--- BEGIN Dataset ---

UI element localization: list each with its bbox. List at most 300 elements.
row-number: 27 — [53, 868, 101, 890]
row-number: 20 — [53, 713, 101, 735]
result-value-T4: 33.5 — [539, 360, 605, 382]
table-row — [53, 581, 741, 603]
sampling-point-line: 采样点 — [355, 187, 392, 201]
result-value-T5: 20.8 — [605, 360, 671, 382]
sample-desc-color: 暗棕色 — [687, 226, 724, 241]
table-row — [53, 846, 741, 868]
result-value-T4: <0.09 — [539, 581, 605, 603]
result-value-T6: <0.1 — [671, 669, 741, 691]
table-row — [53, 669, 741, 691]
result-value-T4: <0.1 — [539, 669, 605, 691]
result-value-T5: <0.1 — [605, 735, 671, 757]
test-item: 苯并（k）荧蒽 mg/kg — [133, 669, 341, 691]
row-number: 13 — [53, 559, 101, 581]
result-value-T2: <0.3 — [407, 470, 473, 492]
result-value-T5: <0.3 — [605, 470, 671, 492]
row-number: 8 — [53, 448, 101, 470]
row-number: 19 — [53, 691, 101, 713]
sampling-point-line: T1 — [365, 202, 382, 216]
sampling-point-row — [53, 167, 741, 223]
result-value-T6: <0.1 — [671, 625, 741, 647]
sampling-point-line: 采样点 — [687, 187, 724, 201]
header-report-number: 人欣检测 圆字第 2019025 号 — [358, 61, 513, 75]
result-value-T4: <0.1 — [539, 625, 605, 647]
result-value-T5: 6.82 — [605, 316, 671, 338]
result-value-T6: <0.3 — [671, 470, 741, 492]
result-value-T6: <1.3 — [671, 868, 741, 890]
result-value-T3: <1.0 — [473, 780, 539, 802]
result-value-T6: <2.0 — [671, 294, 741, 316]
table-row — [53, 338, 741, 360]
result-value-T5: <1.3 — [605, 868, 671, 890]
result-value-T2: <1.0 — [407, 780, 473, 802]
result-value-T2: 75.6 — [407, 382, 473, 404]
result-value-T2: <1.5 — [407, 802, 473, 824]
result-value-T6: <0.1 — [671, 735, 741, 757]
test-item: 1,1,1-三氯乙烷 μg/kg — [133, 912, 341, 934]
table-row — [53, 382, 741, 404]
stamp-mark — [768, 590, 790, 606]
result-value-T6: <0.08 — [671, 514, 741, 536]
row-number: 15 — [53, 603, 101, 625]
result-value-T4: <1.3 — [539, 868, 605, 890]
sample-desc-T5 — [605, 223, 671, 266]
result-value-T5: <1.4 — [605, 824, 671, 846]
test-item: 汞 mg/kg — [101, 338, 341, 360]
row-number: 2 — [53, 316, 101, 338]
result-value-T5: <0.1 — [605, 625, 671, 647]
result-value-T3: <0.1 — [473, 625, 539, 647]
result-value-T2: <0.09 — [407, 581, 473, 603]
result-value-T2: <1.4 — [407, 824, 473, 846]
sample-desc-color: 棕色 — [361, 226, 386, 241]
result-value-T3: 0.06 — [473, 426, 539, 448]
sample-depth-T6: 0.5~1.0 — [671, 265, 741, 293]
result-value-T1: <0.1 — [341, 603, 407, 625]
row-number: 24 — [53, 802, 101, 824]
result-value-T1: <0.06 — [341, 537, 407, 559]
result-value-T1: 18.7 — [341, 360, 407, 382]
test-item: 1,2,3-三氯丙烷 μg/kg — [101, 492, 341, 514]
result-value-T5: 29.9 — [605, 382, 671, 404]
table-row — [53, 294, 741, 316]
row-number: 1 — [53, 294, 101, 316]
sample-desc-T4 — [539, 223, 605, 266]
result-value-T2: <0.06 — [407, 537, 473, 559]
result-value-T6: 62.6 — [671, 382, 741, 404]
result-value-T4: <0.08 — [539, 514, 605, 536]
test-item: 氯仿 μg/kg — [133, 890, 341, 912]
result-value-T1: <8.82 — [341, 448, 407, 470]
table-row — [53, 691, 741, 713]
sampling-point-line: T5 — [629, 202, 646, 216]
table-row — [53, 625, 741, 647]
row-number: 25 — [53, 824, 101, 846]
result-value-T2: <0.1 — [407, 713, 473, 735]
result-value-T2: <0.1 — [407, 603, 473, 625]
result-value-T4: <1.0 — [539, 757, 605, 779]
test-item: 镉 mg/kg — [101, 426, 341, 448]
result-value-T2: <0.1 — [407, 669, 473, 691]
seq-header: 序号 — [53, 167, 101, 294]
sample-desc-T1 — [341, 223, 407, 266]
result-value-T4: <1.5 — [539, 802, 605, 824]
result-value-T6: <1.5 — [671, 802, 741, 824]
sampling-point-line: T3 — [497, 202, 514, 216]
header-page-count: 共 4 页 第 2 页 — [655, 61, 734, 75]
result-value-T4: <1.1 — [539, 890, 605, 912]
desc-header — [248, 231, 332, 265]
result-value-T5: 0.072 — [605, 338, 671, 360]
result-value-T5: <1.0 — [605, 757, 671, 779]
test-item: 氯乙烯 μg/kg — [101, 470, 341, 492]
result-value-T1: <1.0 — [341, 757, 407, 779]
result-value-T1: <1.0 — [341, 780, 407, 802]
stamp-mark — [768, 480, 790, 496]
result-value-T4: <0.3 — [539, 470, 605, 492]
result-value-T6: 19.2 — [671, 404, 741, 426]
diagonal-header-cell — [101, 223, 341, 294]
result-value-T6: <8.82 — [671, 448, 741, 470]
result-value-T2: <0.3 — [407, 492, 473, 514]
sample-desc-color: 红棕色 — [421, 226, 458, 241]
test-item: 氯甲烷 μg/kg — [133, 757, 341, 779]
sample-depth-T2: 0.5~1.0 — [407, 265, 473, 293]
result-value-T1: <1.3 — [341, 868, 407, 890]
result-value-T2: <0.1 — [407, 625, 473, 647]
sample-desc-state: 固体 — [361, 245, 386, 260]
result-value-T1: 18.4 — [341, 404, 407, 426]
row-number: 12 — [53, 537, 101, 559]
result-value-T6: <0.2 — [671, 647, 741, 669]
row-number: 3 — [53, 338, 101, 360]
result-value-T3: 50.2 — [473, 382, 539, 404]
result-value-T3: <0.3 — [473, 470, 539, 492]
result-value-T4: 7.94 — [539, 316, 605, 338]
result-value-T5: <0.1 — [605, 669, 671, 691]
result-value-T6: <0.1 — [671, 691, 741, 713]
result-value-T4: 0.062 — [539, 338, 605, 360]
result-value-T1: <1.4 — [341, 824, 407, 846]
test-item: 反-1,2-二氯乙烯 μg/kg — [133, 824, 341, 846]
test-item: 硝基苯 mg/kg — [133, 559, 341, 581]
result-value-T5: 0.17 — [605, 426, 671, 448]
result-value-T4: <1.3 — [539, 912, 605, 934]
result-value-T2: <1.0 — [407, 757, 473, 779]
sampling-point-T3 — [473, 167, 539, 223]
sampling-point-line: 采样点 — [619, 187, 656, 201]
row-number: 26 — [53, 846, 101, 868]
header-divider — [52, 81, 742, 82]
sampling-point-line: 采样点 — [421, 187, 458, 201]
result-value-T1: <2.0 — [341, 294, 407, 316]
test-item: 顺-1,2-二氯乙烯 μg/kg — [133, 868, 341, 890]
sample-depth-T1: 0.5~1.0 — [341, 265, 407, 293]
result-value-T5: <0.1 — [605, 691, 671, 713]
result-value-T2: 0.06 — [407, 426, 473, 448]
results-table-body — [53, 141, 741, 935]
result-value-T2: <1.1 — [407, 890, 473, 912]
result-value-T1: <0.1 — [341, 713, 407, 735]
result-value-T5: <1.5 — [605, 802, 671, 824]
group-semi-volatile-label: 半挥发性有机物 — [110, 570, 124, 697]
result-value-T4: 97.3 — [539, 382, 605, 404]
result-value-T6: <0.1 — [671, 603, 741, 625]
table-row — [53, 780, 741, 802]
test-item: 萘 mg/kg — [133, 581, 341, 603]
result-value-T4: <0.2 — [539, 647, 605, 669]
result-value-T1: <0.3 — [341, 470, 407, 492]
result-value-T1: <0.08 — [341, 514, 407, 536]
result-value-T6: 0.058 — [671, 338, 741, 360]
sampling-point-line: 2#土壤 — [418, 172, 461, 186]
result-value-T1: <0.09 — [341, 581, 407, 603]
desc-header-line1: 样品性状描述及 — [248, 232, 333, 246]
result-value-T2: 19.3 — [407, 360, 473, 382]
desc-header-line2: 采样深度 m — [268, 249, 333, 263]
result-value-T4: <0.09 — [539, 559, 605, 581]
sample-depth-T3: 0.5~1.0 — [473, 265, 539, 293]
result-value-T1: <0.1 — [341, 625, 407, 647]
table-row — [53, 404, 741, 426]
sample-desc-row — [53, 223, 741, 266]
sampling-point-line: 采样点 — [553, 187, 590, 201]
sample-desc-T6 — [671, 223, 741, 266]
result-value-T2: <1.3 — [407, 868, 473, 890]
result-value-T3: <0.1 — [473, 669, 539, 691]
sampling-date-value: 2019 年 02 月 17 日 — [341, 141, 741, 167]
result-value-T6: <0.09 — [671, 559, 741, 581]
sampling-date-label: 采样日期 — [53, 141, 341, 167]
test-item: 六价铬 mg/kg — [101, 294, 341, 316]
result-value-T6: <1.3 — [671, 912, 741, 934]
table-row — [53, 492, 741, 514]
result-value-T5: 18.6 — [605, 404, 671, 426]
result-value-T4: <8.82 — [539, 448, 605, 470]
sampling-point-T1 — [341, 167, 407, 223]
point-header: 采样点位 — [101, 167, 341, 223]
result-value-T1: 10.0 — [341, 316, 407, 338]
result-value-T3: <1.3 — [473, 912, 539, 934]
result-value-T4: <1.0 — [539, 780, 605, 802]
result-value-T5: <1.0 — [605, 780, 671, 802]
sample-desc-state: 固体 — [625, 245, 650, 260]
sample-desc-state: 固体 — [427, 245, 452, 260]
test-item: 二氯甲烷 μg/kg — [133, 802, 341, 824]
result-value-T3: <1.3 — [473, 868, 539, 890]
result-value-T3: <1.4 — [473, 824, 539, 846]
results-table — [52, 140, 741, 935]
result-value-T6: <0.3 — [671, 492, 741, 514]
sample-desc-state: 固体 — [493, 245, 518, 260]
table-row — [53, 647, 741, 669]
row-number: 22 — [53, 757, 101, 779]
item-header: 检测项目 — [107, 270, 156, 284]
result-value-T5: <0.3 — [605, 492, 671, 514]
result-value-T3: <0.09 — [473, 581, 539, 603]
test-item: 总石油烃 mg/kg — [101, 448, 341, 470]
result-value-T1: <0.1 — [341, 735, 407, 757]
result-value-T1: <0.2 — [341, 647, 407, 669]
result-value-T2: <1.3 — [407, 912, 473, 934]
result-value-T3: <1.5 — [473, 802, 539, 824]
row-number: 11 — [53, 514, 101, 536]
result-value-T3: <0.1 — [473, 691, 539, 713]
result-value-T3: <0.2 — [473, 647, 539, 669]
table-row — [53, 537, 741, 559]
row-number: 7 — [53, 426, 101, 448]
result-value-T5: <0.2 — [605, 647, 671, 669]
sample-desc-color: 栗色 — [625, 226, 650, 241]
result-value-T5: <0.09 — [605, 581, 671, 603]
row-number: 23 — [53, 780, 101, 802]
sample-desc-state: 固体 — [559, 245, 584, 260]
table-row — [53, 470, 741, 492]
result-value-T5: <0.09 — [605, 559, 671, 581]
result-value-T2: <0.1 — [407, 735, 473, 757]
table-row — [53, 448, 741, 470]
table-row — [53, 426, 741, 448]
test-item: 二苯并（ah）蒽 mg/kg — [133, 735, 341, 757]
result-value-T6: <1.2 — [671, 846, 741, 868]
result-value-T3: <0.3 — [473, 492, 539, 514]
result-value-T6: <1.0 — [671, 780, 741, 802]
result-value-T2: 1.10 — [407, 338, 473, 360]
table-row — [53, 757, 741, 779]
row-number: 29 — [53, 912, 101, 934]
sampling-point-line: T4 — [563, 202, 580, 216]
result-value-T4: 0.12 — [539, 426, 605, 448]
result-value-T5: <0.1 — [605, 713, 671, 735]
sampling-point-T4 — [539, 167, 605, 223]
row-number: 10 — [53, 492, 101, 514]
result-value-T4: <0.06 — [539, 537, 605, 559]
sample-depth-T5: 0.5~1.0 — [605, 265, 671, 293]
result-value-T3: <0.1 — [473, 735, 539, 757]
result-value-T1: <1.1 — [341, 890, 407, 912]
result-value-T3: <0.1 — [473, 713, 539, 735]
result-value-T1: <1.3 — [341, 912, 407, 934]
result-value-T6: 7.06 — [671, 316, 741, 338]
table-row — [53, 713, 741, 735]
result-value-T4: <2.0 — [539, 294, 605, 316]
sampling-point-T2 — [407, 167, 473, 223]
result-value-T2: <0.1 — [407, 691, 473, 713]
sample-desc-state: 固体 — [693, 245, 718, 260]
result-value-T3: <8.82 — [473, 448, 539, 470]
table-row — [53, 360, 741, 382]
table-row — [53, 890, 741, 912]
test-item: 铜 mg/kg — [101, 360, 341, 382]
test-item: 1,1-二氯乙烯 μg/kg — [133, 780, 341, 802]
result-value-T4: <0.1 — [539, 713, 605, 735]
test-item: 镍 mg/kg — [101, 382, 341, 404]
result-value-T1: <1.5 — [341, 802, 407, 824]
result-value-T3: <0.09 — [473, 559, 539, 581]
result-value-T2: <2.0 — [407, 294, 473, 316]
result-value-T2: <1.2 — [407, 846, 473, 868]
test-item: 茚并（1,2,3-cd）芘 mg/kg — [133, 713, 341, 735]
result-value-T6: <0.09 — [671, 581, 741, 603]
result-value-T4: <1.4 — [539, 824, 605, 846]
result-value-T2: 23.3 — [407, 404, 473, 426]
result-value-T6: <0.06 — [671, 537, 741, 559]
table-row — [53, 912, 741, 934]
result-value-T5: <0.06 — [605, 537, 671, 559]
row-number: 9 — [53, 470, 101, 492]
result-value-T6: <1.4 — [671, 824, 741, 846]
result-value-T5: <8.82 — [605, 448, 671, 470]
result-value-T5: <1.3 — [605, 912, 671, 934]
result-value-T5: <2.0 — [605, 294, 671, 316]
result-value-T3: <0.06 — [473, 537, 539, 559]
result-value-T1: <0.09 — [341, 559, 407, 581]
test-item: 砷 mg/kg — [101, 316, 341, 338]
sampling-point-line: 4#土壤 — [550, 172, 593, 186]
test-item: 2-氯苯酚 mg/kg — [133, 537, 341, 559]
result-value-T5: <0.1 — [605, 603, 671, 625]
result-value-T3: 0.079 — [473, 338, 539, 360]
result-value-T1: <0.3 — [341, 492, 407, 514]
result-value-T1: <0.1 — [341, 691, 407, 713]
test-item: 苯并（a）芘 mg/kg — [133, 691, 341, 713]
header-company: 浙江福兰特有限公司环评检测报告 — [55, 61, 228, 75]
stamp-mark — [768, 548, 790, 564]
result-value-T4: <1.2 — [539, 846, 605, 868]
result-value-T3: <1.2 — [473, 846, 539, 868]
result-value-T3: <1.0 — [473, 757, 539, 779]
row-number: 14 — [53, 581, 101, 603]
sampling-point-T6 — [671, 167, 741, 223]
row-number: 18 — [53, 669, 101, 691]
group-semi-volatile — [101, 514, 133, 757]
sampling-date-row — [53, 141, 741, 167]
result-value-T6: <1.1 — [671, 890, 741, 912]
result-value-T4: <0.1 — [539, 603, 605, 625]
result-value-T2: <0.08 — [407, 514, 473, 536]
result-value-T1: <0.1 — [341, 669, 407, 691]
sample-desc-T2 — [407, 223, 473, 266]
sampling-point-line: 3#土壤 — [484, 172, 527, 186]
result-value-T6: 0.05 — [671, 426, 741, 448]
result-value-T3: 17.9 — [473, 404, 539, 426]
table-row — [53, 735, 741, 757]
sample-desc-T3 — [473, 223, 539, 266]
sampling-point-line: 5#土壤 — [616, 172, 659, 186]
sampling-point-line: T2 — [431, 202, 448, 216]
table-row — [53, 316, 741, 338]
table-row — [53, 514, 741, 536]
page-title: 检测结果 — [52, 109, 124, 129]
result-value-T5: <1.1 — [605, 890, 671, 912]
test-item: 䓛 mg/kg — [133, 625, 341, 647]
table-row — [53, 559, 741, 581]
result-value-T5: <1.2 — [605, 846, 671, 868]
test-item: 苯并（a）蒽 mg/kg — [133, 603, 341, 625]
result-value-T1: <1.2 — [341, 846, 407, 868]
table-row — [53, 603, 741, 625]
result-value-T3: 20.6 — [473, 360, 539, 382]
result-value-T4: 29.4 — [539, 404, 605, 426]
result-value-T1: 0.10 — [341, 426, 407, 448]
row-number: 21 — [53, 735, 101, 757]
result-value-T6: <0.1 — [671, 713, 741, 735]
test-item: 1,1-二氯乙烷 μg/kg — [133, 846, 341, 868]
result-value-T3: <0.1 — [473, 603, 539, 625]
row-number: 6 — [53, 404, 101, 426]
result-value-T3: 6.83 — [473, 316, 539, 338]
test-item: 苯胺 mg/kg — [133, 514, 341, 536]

--- END Dataset ---

Please rewrite the listing from its first line through the line containing "table-row — [53, 581, 741, 603]", swapping "row-number" for "row-index" and keeping everything else as it is. Return only those lines.

UI element localization: list each with its bbox. List at most 300 elements.
row-index: 27 — [53, 868, 101, 890]
row-index: 20 — [53, 713, 101, 735]
result-value-T4: 33.5 — [539, 360, 605, 382]
table-row — [53, 581, 741, 603]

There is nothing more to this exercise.